* [Material for this task]
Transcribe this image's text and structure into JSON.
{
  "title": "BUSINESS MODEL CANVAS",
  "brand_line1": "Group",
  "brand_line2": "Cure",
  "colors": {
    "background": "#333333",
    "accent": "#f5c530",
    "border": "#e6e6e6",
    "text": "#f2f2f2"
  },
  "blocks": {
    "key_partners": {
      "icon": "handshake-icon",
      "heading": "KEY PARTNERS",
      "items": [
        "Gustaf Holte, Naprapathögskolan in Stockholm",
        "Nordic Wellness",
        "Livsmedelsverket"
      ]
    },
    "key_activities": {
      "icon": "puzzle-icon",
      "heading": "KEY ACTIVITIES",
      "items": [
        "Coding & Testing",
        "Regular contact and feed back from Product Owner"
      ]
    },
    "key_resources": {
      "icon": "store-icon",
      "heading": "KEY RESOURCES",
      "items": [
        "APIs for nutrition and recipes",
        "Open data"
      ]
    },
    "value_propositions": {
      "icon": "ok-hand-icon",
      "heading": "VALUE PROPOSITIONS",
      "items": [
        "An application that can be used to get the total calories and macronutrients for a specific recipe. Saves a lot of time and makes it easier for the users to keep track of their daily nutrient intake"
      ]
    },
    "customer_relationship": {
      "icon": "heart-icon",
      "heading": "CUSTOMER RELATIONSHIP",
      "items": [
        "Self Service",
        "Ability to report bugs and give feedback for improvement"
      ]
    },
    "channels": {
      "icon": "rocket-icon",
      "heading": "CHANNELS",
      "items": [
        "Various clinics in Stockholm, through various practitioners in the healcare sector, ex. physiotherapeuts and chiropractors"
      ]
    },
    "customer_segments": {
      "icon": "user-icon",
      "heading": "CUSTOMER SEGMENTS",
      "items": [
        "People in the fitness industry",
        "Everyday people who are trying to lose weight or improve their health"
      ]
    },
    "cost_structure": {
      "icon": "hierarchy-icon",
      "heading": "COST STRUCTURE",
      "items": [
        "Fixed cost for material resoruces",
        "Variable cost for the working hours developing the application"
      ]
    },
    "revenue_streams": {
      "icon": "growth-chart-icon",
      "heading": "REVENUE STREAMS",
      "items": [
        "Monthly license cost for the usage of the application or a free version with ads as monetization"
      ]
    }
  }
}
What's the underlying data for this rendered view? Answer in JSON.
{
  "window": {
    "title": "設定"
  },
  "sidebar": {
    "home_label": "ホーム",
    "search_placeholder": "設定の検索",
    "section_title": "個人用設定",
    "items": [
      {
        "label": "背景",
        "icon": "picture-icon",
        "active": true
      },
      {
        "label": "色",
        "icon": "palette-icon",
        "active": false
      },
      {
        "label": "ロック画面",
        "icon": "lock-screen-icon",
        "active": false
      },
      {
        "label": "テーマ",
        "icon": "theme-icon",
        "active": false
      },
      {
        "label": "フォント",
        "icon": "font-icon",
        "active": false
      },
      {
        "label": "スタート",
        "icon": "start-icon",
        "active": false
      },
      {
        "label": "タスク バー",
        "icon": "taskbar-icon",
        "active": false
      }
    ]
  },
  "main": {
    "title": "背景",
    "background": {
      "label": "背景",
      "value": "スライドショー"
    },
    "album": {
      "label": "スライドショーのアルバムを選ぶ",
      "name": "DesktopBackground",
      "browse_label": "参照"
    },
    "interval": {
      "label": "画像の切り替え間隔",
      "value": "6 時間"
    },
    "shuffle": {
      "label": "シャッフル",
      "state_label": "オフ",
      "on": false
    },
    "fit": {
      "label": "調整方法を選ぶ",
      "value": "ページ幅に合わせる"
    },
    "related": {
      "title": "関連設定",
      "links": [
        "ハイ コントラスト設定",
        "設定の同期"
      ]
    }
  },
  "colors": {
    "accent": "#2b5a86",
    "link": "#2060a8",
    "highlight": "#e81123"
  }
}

* [Short problem]
Search the preceding listing for "data" and extract every line where it is found.

* [Exercise result]
        "Open data"
What's the underlying data for this rendered view? Answer in JSON.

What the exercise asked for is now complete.